**What you should do:** Repeat the data below exactly, dropping any pictures it holds.

**The input:**
* * * *

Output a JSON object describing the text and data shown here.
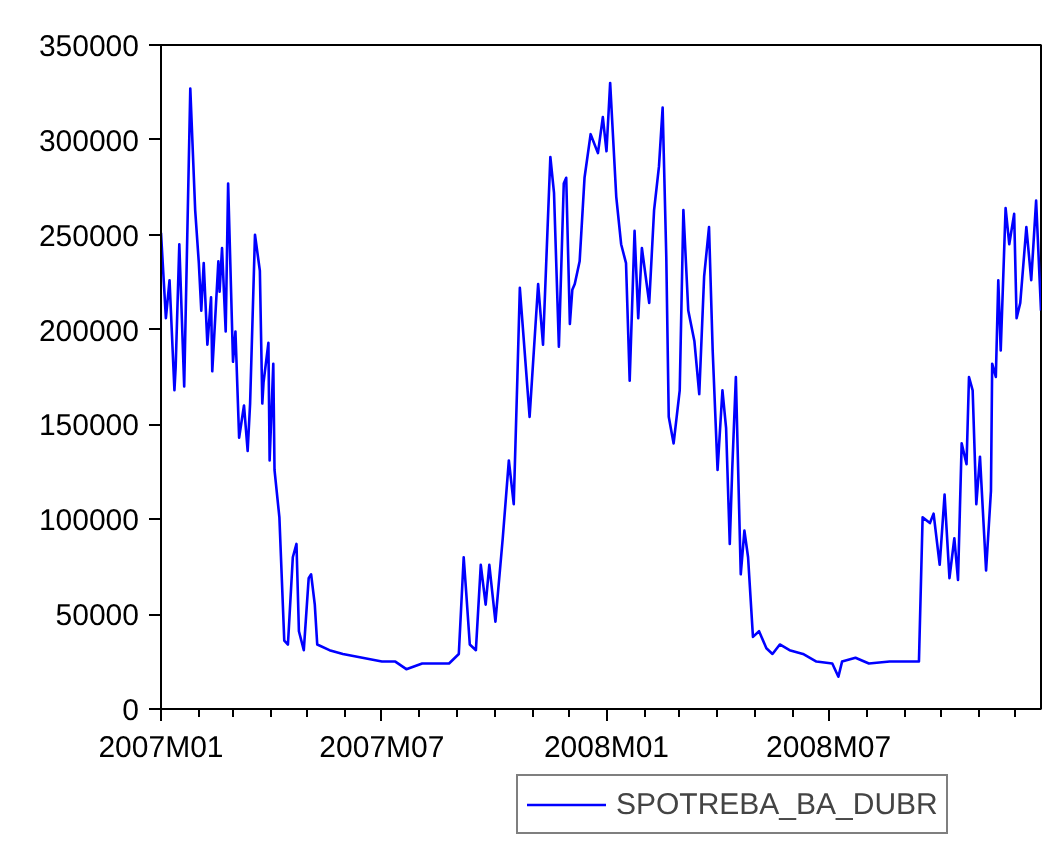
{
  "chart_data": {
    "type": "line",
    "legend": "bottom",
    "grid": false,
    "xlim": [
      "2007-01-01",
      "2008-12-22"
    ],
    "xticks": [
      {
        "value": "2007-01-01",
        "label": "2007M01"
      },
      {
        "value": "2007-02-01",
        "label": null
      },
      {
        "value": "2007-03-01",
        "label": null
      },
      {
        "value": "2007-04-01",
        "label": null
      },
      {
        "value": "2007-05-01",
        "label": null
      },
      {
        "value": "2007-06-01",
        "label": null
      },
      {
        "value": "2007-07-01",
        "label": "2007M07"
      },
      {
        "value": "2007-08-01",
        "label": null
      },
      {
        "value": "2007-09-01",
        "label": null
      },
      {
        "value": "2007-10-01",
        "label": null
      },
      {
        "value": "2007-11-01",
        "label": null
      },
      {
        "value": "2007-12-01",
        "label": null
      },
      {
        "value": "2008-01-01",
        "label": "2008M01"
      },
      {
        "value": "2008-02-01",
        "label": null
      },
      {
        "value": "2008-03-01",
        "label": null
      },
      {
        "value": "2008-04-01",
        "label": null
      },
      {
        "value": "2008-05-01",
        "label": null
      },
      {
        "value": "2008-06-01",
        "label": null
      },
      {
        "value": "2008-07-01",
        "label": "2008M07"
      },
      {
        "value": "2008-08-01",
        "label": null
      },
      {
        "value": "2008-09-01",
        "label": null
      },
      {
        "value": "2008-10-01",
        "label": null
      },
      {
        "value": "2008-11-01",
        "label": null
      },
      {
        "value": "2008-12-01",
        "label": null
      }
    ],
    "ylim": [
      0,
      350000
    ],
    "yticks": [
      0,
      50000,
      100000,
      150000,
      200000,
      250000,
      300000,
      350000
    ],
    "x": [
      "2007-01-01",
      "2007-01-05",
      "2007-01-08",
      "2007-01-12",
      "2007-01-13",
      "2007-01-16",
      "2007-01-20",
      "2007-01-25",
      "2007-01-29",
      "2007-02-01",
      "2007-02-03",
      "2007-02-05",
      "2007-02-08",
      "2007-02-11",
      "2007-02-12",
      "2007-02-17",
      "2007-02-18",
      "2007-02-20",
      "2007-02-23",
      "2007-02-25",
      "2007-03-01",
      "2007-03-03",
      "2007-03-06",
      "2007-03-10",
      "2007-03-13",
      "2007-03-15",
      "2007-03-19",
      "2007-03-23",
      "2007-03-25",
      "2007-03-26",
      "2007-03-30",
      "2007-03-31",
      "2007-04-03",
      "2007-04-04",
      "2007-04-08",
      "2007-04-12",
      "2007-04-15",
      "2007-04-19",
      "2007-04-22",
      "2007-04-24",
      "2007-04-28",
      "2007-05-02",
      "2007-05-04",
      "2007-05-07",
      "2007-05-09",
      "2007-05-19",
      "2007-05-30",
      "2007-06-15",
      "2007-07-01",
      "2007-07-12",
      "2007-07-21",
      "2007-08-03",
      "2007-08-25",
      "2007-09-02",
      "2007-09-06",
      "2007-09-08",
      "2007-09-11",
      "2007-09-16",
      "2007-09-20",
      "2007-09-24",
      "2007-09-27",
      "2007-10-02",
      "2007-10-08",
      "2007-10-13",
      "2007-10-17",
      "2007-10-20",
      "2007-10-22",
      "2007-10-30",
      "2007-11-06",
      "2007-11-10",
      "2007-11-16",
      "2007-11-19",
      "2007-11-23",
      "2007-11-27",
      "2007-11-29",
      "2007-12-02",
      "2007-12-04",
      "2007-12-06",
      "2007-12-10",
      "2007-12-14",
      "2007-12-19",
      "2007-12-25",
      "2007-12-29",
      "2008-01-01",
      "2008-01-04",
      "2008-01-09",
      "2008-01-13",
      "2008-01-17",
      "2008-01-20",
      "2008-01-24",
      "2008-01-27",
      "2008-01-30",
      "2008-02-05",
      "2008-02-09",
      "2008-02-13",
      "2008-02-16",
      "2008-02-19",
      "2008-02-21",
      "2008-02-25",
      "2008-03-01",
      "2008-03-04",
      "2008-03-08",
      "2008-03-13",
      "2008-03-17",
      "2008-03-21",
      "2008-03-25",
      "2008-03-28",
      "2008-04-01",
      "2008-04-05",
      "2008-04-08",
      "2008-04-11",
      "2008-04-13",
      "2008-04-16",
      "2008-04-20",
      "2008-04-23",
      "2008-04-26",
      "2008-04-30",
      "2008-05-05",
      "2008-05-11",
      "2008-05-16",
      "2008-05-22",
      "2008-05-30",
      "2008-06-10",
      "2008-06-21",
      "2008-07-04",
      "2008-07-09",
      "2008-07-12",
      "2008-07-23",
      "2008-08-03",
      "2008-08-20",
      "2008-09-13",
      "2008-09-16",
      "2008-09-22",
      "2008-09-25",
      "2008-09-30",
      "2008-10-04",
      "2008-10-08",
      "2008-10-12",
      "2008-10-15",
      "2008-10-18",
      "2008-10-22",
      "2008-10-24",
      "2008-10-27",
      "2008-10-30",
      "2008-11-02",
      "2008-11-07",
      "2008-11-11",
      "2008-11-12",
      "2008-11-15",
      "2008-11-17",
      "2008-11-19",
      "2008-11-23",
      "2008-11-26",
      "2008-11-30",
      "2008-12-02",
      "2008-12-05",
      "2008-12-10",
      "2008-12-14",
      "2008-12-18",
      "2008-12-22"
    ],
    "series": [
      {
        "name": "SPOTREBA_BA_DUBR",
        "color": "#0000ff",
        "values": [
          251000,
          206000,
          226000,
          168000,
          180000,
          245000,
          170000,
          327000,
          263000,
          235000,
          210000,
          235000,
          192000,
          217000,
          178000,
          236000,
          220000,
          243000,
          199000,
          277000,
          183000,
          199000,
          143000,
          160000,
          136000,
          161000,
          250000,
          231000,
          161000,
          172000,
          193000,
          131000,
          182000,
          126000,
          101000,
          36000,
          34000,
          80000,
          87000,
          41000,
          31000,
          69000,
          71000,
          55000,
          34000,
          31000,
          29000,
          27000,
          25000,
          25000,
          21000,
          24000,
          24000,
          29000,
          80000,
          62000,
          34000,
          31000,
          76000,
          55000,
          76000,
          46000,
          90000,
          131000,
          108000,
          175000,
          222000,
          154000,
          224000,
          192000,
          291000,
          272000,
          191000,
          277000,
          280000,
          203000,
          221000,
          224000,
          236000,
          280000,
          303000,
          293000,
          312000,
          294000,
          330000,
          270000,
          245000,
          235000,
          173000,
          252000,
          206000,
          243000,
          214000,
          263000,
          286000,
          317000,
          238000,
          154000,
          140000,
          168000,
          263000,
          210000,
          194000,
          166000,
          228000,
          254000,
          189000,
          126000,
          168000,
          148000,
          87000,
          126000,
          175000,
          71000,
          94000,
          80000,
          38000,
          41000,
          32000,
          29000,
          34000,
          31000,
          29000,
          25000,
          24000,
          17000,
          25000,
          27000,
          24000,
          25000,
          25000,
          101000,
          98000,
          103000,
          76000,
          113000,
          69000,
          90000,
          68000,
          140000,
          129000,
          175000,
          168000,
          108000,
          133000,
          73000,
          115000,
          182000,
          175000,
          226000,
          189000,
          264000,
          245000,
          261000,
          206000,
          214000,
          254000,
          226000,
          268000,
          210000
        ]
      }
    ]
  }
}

* * * *

**Response to this task:**
Output a JSON object describing the text and data shown here.
{
  "chart_data": {
    "type": "line",
    "legend": "bottom",
    "grid": false,
    "xlim": [
      "2007-01-01",
      "2008-12-22"
    ],
    "xticks": [
      {
        "value": "2007-01-01",
        "label": "2007M01"
      },
      {
        "value": "2007-02-01",
        "label": null
      },
      {
        "value": "2007-03-01",
        "label": null
      },
      {
        "value": "2007-04-01",
        "label": null
      },
      {
        "value": "2007-05-01",
        "label": null
      },
      {
        "value": "2007-06-01",
        "label": null
      },
      {
        "value": "2007-07-01",
        "label": "2007M07"
      },
      {
        "value": "2007-08-01",
        "label": null
      },
      {
        "value": "2007-09-01",
        "label": null
      },
      {
        "value": "2007-10-01",
        "label": null
      },
      {
        "value": "2007-11-01",
        "label": null
      },
      {
        "value": "2007-12-01",
        "label": null
      },
      {
        "value": "2008-01-01",
        "label": "2008M01"
      },
      {
        "value": "2008-02-01",
        "label": null
      },
      {
        "value": "2008-03-01",
        "label": null
      },
      {
        "value": "2008-04-01",
        "label": null
      },
      {
        "value": "2008-05-01",
        "label": null
      },
      {
        "value": "2008-06-01",
        "label": null
      },
      {
        "value": "2008-07-01",
        "label": "2008M07"
      },
      {
        "value": "2008-08-01",
        "label": null
      },
      {
        "value": "2008-09-01",
        "label": null
      },
      {
        "value": "2008-10-01",
        "label": null
      },
      {
        "value": "2008-11-01",
        "label": null
      },
      {
        "value": "2008-12-01",
        "label": null
      }
    ],
    "ylim": [
      0,
      350000
    ],
    "yticks": [
      0,
      50000,
      100000,
      150000,
      200000,
      250000,
      300000,
      350000
    ],
    "x": [
      "2007-01-01",
      "2007-01-05",
      "2007-01-08",
      "2007-01-12",
      "2007-01-13",
      "2007-01-16",
      "2007-01-20",
      "2007-01-25",
      "2007-01-29",
      "2007-02-01",
      "2007-02-03",
      "2007-02-05",
      "2007-02-08",
      "2007-02-11",
      "2007-02-12",
      "2007-02-17",
      "2007-02-18",
      "2007-02-20",
      "2007-02-23",
      "2007-02-25",
      "2007-03-01",
      "2007-03-03",
      "2007-03-06",
      "2007-03-10",
      "2007-03-13",
      "2007-03-15",
      "2007-03-19",
      "2007-03-23",
      "2007-03-25",
      "2007-03-26",
      "2007-03-30",
      "2007-03-31",
      "2007-04-03",
      "2007-04-04",
      "2007-04-08",
      "2007-04-12",
      "2007-04-15",
      "2007-04-19",
      "2007-04-22",
      "2007-04-24",
      "2007-04-28",
      "2007-05-02",
      "2007-05-04",
      "2007-05-07",
      "2007-05-09",
      "2007-05-19",
      "2007-05-30",
      "2007-06-15",
      "2007-07-01",
      "2007-07-12",
      "2007-07-21",
      "2007-08-03",
      "2007-08-25",
      "2007-09-02",
      "2007-09-06",
      "2007-09-08",
      "2007-09-11",
      "2007-09-16",
      "2007-09-20",
      "2007-09-24",
      "2007-09-27",
      "2007-10-02",
      "2007-10-08",
      "2007-10-13",
      "2007-10-17",
      "2007-10-20",
      "2007-10-22",
      "2007-10-30",
      "2007-11-06",
      "2007-11-10",
      "2007-11-16",
      "2007-11-19",
      "2007-11-23",
      "2007-11-27",
      "2007-11-29",
      "2007-12-02",
      "2007-12-04",
      "2007-12-06",
      "2007-12-10",
      "2007-12-14",
      "2007-12-19",
      "2007-12-25",
      "2007-12-29",
      "2008-01-01",
      "2008-01-04",
      "2008-01-09",
      "2008-01-13",
      "2008-01-17",
      "2008-01-20",
      "2008-01-24",
      "2008-01-27",
      "2008-01-30",
      "2008-02-05",
      "2008-02-09",
      "2008-02-13",
      "2008-02-16",
      "2008-02-19",
      "2008-02-21",
      "2008-02-25",
      "2008-03-01",
      "2008-03-04",
      "2008-03-08",
      "2008-03-13",
      "2008-03-17",
      "2008-03-21",
      "2008-03-25",
      "2008-03-28",
      "2008-04-01",
      "2008-04-05",
      "2008-04-08",
      "2008-04-11",
      "2008-04-13",
      "2008-04-16",
      "2008-04-20",
      "2008-04-23",
      "2008-04-26",
      "2008-04-30",
      "2008-05-05",
      "2008-05-11",
      "2008-05-16",
      "2008-05-22",
      "2008-05-30",
      "2008-06-10",
      "2008-06-21",
      "2008-07-04",
      "2008-07-09",
      "2008-07-12",
      "2008-07-23",
      "2008-08-03",
      "2008-08-20",
      "2008-09-13",
      "2008-09-16",
      "2008-09-22",
      "2008-09-25",
      "2008-09-30",
      "2008-10-04",
      "2008-10-08",
      "2008-10-12",
      "2008-10-15",
      "2008-10-18",
      "2008-10-22",
      "2008-10-24",
      "2008-10-27",
      "2008-10-30",
      "2008-11-02",
      "2008-11-07",
      "2008-11-11",
      "2008-11-12",
      "2008-11-15",
      "2008-11-17",
      "2008-11-19",
      "2008-11-23",
      "2008-11-26",
      "2008-11-30",
      "2008-12-02",
      "2008-12-05",
      "2008-12-10",
      "2008-12-14",
      "2008-12-18",
      "2008-12-22"
    ],
    "series": [
      {
        "name": "SPOTREBA_BA_DUBR",
        "color": "#0000ff",
        "values": [
          251000,
          206000,
          226000,
          168000,
          180000,
          245000,
          170000,
          327000,
          263000,
          235000,
          210000,
          235000,
          192000,
          217000,
          178000,
          236000,
          220000,
          243000,
          199000,
          277000,
          183000,
          199000,
          143000,
          160000,
          136000,
          161000,
          250000,
          231000,
          161000,
          172000,
          193000,
          131000,
          182000,
          126000,
          101000,
          36000,
          34000,
          80000,
          87000,
          41000,
          31000,
          69000,
          71000,
          55000,
          34000,
          31000,
          29000,
          27000,
          25000,
          25000,
          21000,
          24000,
          24000,
          29000,
          80000,
          62000,
          34000,
          31000,
          76000,
          55000,
          76000,
          46000,
          90000,
          131000,
          108000,
          175000,
          222000,
          154000,
          224000,
          192000,
          291000,
          272000,
          191000,
          277000,
          280000,
          203000,
          221000,
          224000,
          236000,
          280000,
          303000,
          293000,
          312000,
          294000,
          330000,
          270000,
          245000,
          235000,
          173000,
          252000,
          206000,
          243000,
          214000,
          263000,
          286000,
          317000,
          238000,
          154000,
          140000,
          168000,
          263000,
          210000,
          194000,
          166000,
          228000,
          254000,
          189000,
          126000,
          168000,
          148000,
          87000,
          126000,
          175000,
          71000,
          94000,
          80000,
          38000,
          41000,
          32000,
          29000,
          34000,
          31000,
          29000,
          25000,
          24000,
          17000,
          25000,
          27000,
          24000,
          25000,
          25000,
          101000,
          98000,
          103000,
          76000,
          113000,
          69000,
          90000,
          68000,
          140000,
          129000,
          175000,
          168000,
          108000,
          133000,
          73000,
          115000,
          182000,
          175000,
          226000,
          189000,
          264000,
          245000,
          261000,
          206000,
          214000,
          254000,
          226000,
          268000,
          210000
        ]
      }
    ]
  }
}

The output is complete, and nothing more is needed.